Rows from a dataset
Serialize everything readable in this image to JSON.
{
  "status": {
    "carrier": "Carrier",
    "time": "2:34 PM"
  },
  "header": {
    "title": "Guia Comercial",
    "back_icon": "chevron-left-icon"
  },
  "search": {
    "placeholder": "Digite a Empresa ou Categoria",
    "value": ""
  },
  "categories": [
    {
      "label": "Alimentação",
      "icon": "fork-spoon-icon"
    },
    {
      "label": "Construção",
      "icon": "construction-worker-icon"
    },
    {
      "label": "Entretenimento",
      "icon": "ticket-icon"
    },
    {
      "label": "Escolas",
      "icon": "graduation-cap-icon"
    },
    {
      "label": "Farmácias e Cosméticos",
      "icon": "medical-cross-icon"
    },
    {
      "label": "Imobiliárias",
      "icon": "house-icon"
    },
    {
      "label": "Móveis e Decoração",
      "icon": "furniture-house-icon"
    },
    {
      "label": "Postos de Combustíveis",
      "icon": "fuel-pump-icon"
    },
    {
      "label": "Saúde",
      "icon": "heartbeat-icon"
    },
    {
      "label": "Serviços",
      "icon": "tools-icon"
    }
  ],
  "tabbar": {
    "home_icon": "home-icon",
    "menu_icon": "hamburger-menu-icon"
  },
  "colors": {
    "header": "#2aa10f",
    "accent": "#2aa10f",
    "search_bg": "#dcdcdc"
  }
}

▸ GIVEN REQUEST
Tally up the lines in the preceding listing that contain the string "house". Respond with the number and nothing else.

▸ OUTPUT
2